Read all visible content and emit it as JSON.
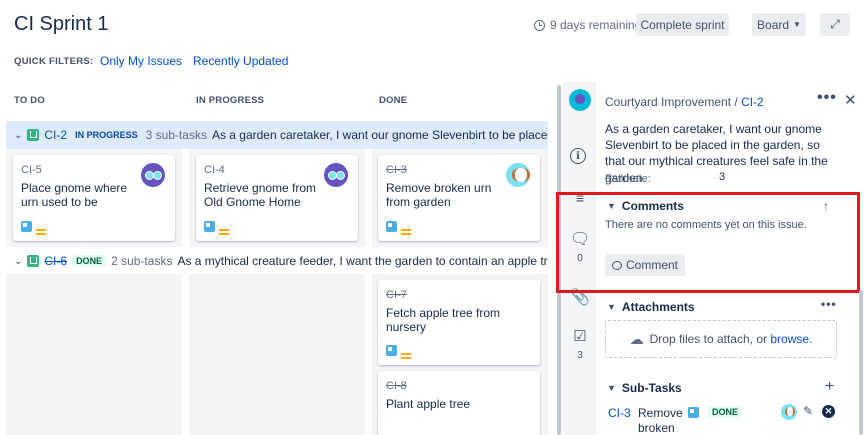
{
  "header": {
    "title": "CI Sprint 1",
    "remaining": "9 days remaining",
    "complete_btn": "Complete sprint",
    "board_btn": "Board",
    "quick_filters_label": "QUICK FILTERS:",
    "filters": [
      "Only My Issues",
      "Recently Updated"
    ]
  },
  "columns": [
    "TO DO",
    "IN PROGRESS",
    "DONE"
  ],
  "swimlanes": [
    {
      "key": "CI-2",
      "status": "IN PROGRESS",
      "subtasks": "3 sub-tasks",
      "summary": "As a garden caretaker, I want our gnome Slevenbirt to be placed in t..."
    },
    {
      "key": "CI-6",
      "status": "DONE",
      "subtasks": "2 sub-tasks",
      "summary": "As a mythical creature feeder, I want the garden to contain an apple tree, s..."
    }
  ],
  "cards": [
    {
      "key": "CI-5",
      "summary": "Place gnome where urn used to be"
    },
    {
      "key": "CI-4",
      "summary": "Retrieve gnome from Old Gnome Home"
    },
    {
      "key": "CI-3",
      "summary": "Remove broken urn from garden"
    },
    {
      "key": "CI-7",
      "summary": "Fetch apple tree from nursery"
    },
    {
      "key": "CI-8",
      "summary": "Plant apple tree"
    }
  ],
  "sidenav": {
    "comments_count": "0",
    "checklist_count": "3"
  },
  "detail": {
    "project": "Courtyard Improvement",
    "separator": " / ",
    "issue_key": "CI-2",
    "description": "As a garden caretaker, I want our gnome Slevenbirt to be placed in the garden, so that our mythical creatures feel safe in the garden.",
    "estimate_label": "Estimate:",
    "estimate_value": "3",
    "comments_title": "Comments",
    "no_comments": "There are no comments yet on this issue.",
    "comment_btn": "Comment",
    "attachments_title": "Attachments",
    "drop_text": "Drop files to attach, or ",
    "browse_link": "browse.",
    "subtasks_title": "Sub-Tasks",
    "subtask": {
      "key": "CI-3",
      "summary": "Remove broken",
      "status": "DONE"
    }
  },
  "colors": {
    "link": "#0052cc",
    "highlight": "#e3171c",
    "lane_bg": "#deebff",
    "done_green": "#006644"
  }
}
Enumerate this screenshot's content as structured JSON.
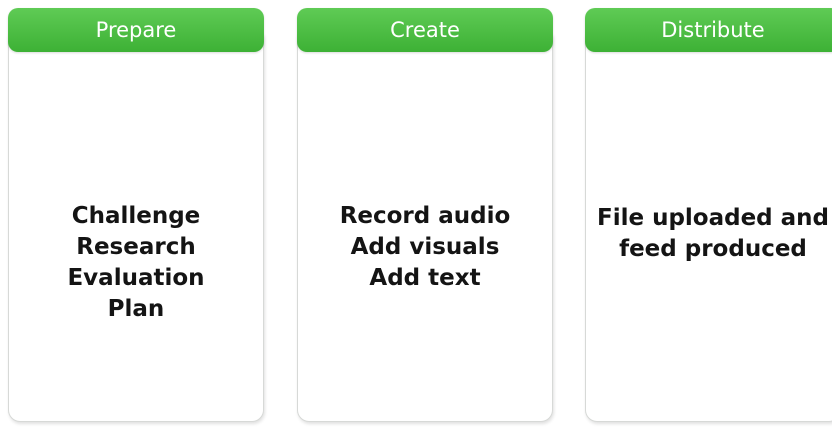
{
  "columns": [
    {
      "title": "Prepare",
      "lines": [
        "Challenge",
        "Research",
        "Evaluation",
        "Plan"
      ]
    },
    {
      "title": "Create",
      "lines": [
        "Record audio",
        "Add visuals",
        "Add text"
      ]
    },
    {
      "title": "Distribute",
      "lines": [
        "File uploaded and",
        "feed produced"
      ]
    }
  ],
  "colors": {
    "header_green": "#48bc40",
    "card_border": "#d7d9d7",
    "text": "#141414"
  }
}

**WORK TO BE COMPLETED**
Look above for the line containing "Enumerate this screenshot's"; output that line and all lines after it through the last one exactly, without the pictures.

**FULL SOLUTION**
Enumerate this screenshot's content as structured JSON.
{
  "columns": [
    {
      "title": "Prepare",
      "lines": [
        "Challenge",
        "Research",
        "Evaluation",
        "Plan"
      ]
    },
    {
      "title": "Create",
      "lines": [
        "Record audio",
        "Add visuals",
        "Add text"
      ]
    },
    {
      "title": "Distribute",
      "lines": [
        "File uploaded and",
        "feed produced"
      ]
    }
  ],
  "colors": {
    "header_green": "#48bc40",
    "card_border": "#d7d9d7",
    "text": "#141414"
  }
}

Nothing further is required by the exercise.